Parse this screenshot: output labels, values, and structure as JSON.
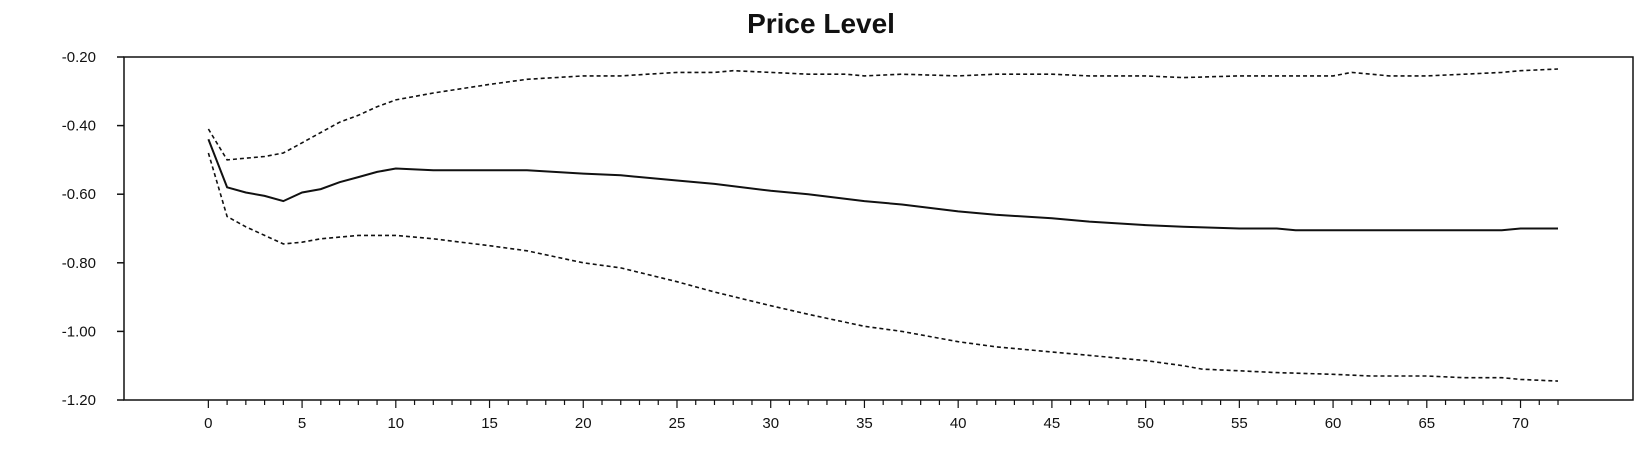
{
  "chart_data": {
    "type": "line",
    "title": "Price Level",
    "xlabel": "",
    "ylabel": "",
    "xlim": [
      -4.5,
      76
    ],
    "ylim": [
      -1.2,
      -0.2
    ],
    "x_ticks": [
      0,
      5,
      10,
      15,
      20,
      25,
      30,
      35,
      40,
      45,
      50,
      55,
      60,
      65,
      70
    ],
    "y_ticks": [
      -0.2,
      -0.4,
      -0.6,
      -0.8,
      -1.0,
      -1.2
    ],
    "y_tick_labels": [
      "-0.20",
      "-0.40",
      "-0.60",
      "-0.80",
      "-1.00",
      "-1.20"
    ],
    "grid": false,
    "series": [
      {
        "style": "solid",
        "x": [
          0,
          1,
          2,
          3,
          4,
          5,
          6,
          7,
          8,
          9,
          10,
          12,
          15,
          17,
          20,
          22,
          25,
          27,
          30,
          32,
          35,
          37,
          40,
          42,
          45,
          47,
          50,
          52,
          55,
          57,
          58,
          60,
          65,
          68,
          69,
          70,
          71,
          72
        ],
        "y": [
          -0.44,
          -0.58,
          -0.595,
          -0.605,
          -0.62,
          -0.595,
          -0.585,
          -0.565,
          -0.55,
          -0.535,
          -0.525,
          -0.53,
          -0.53,
          -0.53,
          -0.54,
          -0.545,
          -0.56,
          -0.57,
          -0.59,
          -0.6,
          -0.62,
          -0.63,
          -0.65,
          -0.66,
          -0.67,
          -0.68,
          -0.69,
          -0.695,
          -0.7,
          -0.7,
          -0.705,
          -0.705,
          -0.705,
          -0.705,
          -0.705,
          -0.7,
          -0.7,
          -0.7
        ]
      },
      {
        "style": "dashed",
        "x": [
          0,
          1,
          2,
          3,
          4,
          5,
          6,
          7,
          8,
          9,
          10,
          12,
          15,
          17,
          20,
          22,
          25,
          27,
          28,
          30,
          32,
          34,
          35,
          37,
          40,
          42,
          45,
          47,
          50,
          52,
          55,
          57,
          60,
          61,
          63,
          65,
          67,
          69,
          70,
          72
        ],
        "y": [
          -0.41,
          -0.5,
          -0.495,
          -0.49,
          -0.48,
          -0.45,
          -0.42,
          -0.39,
          -0.37,
          -0.345,
          -0.325,
          -0.305,
          -0.28,
          -0.265,
          -0.255,
          -0.255,
          -0.245,
          -0.245,
          -0.24,
          -0.245,
          -0.25,
          -0.25,
          -0.255,
          -0.25,
          -0.255,
          -0.25,
          -0.25,
          -0.255,
          -0.255,
          -0.26,
          -0.255,
          -0.255,
          -0.255,
          -0.245,
          -0.255,
          -0.255,
          -0.25,
          -0.245,
          -0.24,
          -0.235
        ]
      },
      {
        "style": "dashed",
        "x": [
          0,
          1,
          2,
          3,
          4,
          5,
          6,
          7,
          8,
          9,
          10,
          12,
          15,
          17,
          20,
          22,
          25,
          27,
          30,
          32,
          35,
          37,
          40,
          42,
          45,
          47,
          50,
          52,
          53,
          55,
          57,
          60,
          62,
          65,
          67,
          69,
          70,
          72
        ],
        "y": [
          -0.48,
          -0.665,
          -0.695,
          -0.72,
          -0.745,
          -0.74,
          -0.73,
          -0.725,
          -0.72,
          -0.72,
          -0.72,
          -0.73,
          -0.75,
          -0.765,
          -0.8,
          -0.815,
          -0.855,
          -0.885,
          -0.925,
          -0.95,
          -0.985,
          -1.0,
          -1.03,
          -1.045,
          -1.06,
          -1.07,
          -1.085,
          -1.1,
          -1.11,
          -1.115,
          -1.12,
          -1.125,
          -1.13,
          -1.13,
          -1.135,
          -1.135,
          -1.14,
          -1.145
        ]
      }
    ]
  }
}
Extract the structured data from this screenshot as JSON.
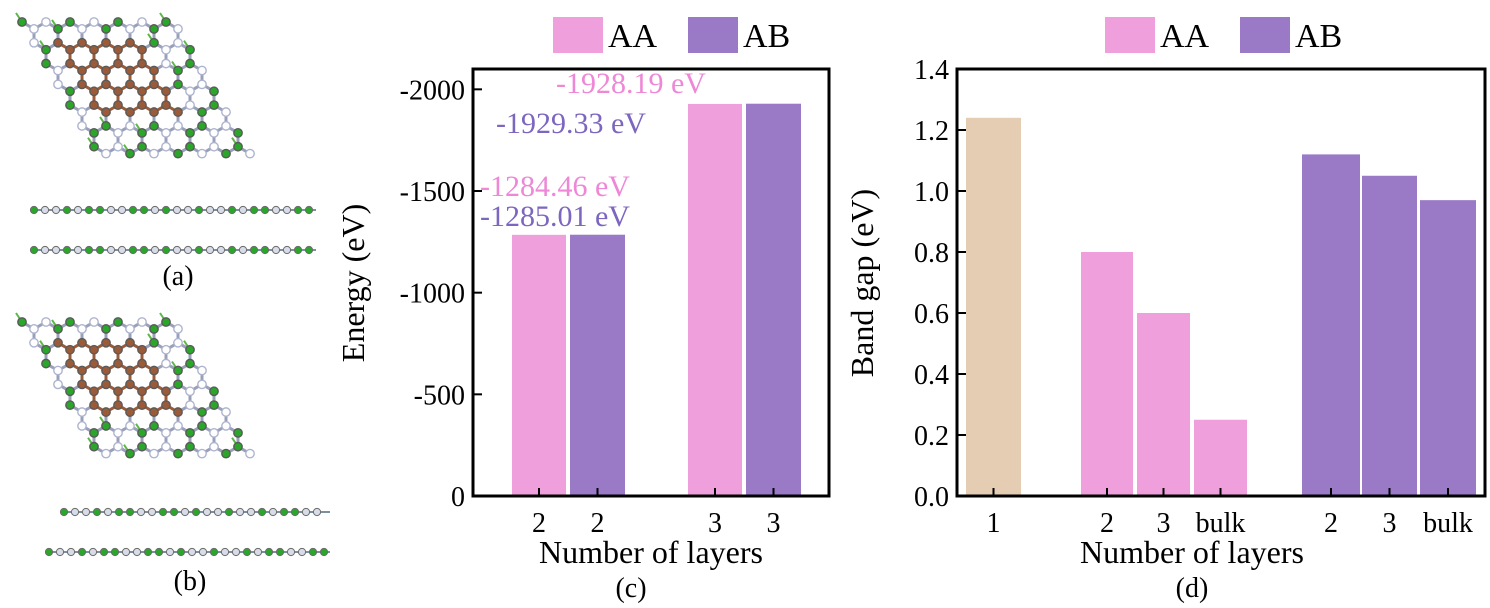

※

◆ Task details ◆
Transcribe the whole listing exactly. Pictures are excluded.

◆ Result for this exercise ◆
Parse this screenshot: output labels, values, and structure as JSON.
{
  "chart_data": {
    "type": "line",
    "title": "Price Level",
    "xlabel": "",
    "ylabel": "",
    "xlim": [
      -4.5,
      76
    ],
    "ylim": [
      -1.2,
      -0.2
    ],
    "x_ticks": [
      0,
      5,
      10,
      15,
      20,
      25,
      30,
      35,
      40,
      45,
      50,
      55,
      60,
      65,
      70
    ],
    "y_ticks": [
      -0.2,
      -0.4,
      -0.6,
      -0.8,
      -1.0,
      -1.2
    ],
    "y_tick_labels": [
      "-0.20",
      "-0.40",
      "-0.60",
      "-0.80",
      "-1.00",
      "-1.20"
    ],
    "grid": false,
    "series": [
      {
        "style": "solid",
        "x": [
          0,
          1,
          2,
          3,
          4,
          5,
          6,
          7,
          8,
          9,
          10,
          12,
          15,
          17,
          20,
          22,
          25,
          27,
          30,
          32,
          35,
          37,
          40,
          42,
          45,
          47,
          50,
          52,
          55,
          57,
          58,
          60,
          65,
          68,
          69,
          70,
          71,
          72
        ],
        "y": [
          -0.44,
          -0.58,
          -0.595,
          -0.605,
          -0.62,
          -0.595,
          -0.585,
          -0.565,
          -0.55,
          -0.535,
          -0.525,
          -0.53,
          -0.53,
          -0.53,
          -0.54,
          -0.545,
          -0.56,
          -0.57,
          -0.59,
          -0.6,
          -0.62,
          -0.63,
          -0.65,
          -0.66,
          -0.67,
          -0.68,
          -0.69,
          -0.695,
          -0.7,
          -0.7,
          -0.705,
          -0.705,
          -0.705,
          -0.705,
          -0.705,
          -0.7,
          -0.7,
          -0.7
        ]
      },
      {
        "style": "dashed",
        "x": [
          0,
          1,
          2,
          3,
          4,
          5,
          6,
          7,
          8,
          9,
          10,
          12,
          15,
          17,
          20,
          22,
          25,
          27,
          28,
          30,
          32,
          34,
          35,
          37,
          40,
          42,
          45,
          47,
          50,
          52,
          55,
          57,
          60,
          61,
          63,
          65,
          67,
          69,
          70,
          72
        ],
        "y": [
          -0.41,
          -0.5,
          -0.495,
          -0.49,
          -0.48,
          -0.45,
          -0.42,
          -0.39,
          -0.37,
          -0.345,
          -0.325,
          -0.305,
          -0.28,
          -0.265,
          -0.255,
          -0.255,
          -0.245,
          -0.245,
          -0.24,
          -0.245,
          -0.25,
          -0.25,
          -0.255,
          -0.25,
          -0.255,
          -0.25,
          -0.25,
          -0.255,
          -0.255,
          -0.26,
          -0.255,
          -0.255,
          -0.255,
          -0.245,
          -0.255,
          -0.255,
          -0.25,
          -0.245,
          -0.24,
          -0.235
        ]
      },
      {
        "style": "dashed",
        "x": [
          0,
          1,
          2,
          3,
          4,
          5,
          6,
          7,
          8,
          9,
          10,
          12,
          15,
          17,
          20,
          22,
          25,
          27,
          30,
          32,
          35,
          37,
          40,
          42,
          45,
          47,
          50,
          52,
          53,
          55,
          57,
          60,
          62,
          65,
          67,
          69,
          70,
          72
        ],
        "y": [
          -0.48,
          -0.665,
          -0.695,
          -0.72,
          -0.745,
          -0.74,
          -0.73,
          -0.725,
          -0.72,
          -0.72,
          -0.72,
          -0.73,
          -0.75,
          -0.765,
          -0.8,
          -0.815,
          -0.855,
          -0.885,
          -0.925,
          -0.95,
          -0.985,
          -1.0,
          -1.03,
          -1.045,
          -1.06,
          -1.07,
          -1.085,
          -1.1,
          -1.11,
          -1.115,
          -1.12,
          -1.125,
          -1.13,
          -1.13,
          -1.135,
          -1.135,
          -1.14,
          -1.145
        ]
      }
    ]
  }
}
Extract the structured data from this screenshot as JSON.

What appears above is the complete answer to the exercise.